__Task details__
Leave out the images; return the rest of the data exactly.

--- start ---

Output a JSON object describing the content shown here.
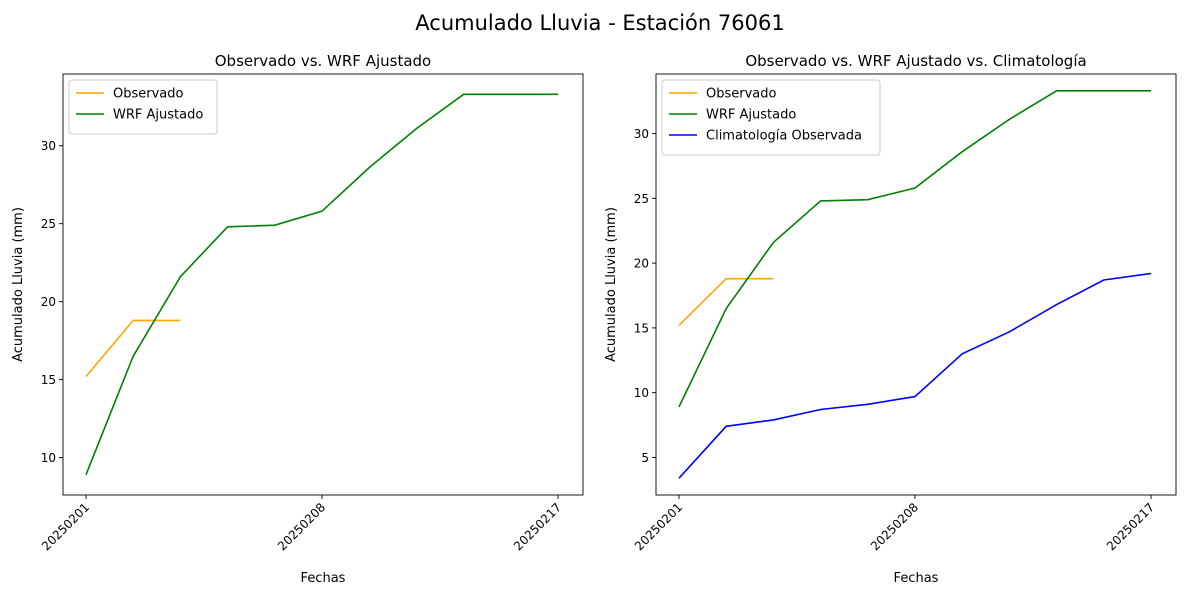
{
  "figure": {
    "title": "Acumulado Lluvia - Estación 76061"
  },
  "chart_data": [
    {
      "type": "line",
      "title": "Observado vs. WRF Ajustado",
      "xlabel": "Fechas",
      "ylabel": "Acumulado Lluvia (mm)",
      "x_ticks": [
        "20250201",
        "20250208",
        "20250217"
      ],
      "y_ticks": [
        10,
        15,
        20,
        25,
        30
      ],
      "ylim": [
        7.6,
        34.6
      ],
      "grid": false,
      "legend_position": "top-left",
      "series": [
        {
          "name": "Observado",
          "color": "#ffa500",
          "values": [
            15.2,
            18.8,
            18.8
          ]
        },
        {
          "name": "WRF Ajustado",
          "color": "#008000",
          "values": [
            8.9,
            16.5,
            21.6,
            24.8,
            24.9,
            25.8,
            28.6,
            31.1,
            33.3,
            33.3,
            33.3
          ]
        }
      ]
    },
    {
      "type": "line",
      "title": "Observado vs. WRF Ajustado vs. Climatología",
      "xlabel": "Fechas",
      "ylabel": "Acumulado Lluvia (mm)",
      "x_ticks": [
        "20250201",
        "20250208",
        "20250217"
      ],
      "y_ticks": [
        5,
        10,
        15,
        20,
        25,
        30
      ],
      "ylim": [
        2.1,
        34.6
      ],
      "grid": false,
      "legend_position": "top-left",
      "series": [
        {
          "name": "Observado",
          "color": "#ffa500",
          "values": [
            15.2,
            18.8,
            18.8
          ]
        },
        {
          "name": "WRF Ajustado",
          "color": "#008000",
          "values": [
            8.9,
            16.5,
            21.6,
            24.8,
            24.9,
            25.8,
            28.6,
            31.1,
            33.3,
            33.3,
            33.3
          ]
        },
        {
          "name": "Climatología Observada",
          "color": "#0000ff",
          "values": [
            3.4,
            7.4,
            7.9,
            8.7,
            9.1,
            9.7,
            13.0,
            14.7,
            16.8,
            18.7,
            19.2
          ]
        }
      ]
    }
  ]
}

--- end ---

__Result below__
Output a JSON object describing the content shown here.
{
  "figure": {
    "title": "Acumulado Lluvia - Estación 76061"
  },
  "chart_data": [
    {
      "type": "line",
      "title": "Observado vs. WRF Ajustado",
      "xlabel": "Fechas",
      "ylabel": "Acumulado Lluvia (mm)",
      "x_ticks": [
        "20250201",
        "20250208",
        "20250217"
      ],
      "y_ticks": [
        10,
        15,
        20,
        25,
        30
      ],
      "ylim": [
        7.6,
        34.6
      ],
      "grid": false,
      "legend_position": "top-left",
      "series": [
        {
          "name": "Observado",
          "color": "#ffa500",
          "values": [
            15.2,
            18.8,
            18.8
          ]
        },
        {
          "name": "WRF Ajustado",
          "color": "#008000",
          "values": [
            8.9,
            16.5,
            21.6,
            24.8,
            24.9,
            25.8,
            28.6,
            31.1,
            33.3,
            33.3,
            33.3
          ]
        }
      ]
    },
    {
      "type": "line",
      "title": "Observado vs. WRF Ajustado vs. Climatología",
      "xlabel": "Fechas",
      "ylabel": "Acumulado Lluvia (mm)",
      "x_ticks": [
        "20250201",
        "20250208",
        "20250217"
      ],
      "y_ticks": [
        5,
        10,
        15,
        20,
        25,
        30
      ],
      "ylim": [
        2.1,
        34.6
      ],
      "grid": false,
      "legend_position": "top-left",
      "series": [
        {
          "name": "Observado",
          "color": "#ffa500",
          "values": [
            15.2,
            18.8,
            18.8
          ]
        },
        {
          "name": "WRF Ajustado",
          "color": "#008000",
          "values": [
            8.9,
            16.5,
            21.6,
            24.8,
            24.9,
            25.8,
            28.6,
            31.1,
            33.3,
            33.3,
            33.3
          ]
        },
        {
          "name": "Climatología Observada",
          "color": "#0000ff",
          "values": [
            3.4,
            7.4,
            7.9,
            8.7,
            9.1,
            9.7,
            13.0,
            14.7,
            16.8,
            18.7,
            19.2
          ]
        }
      ]
    }
  ]
}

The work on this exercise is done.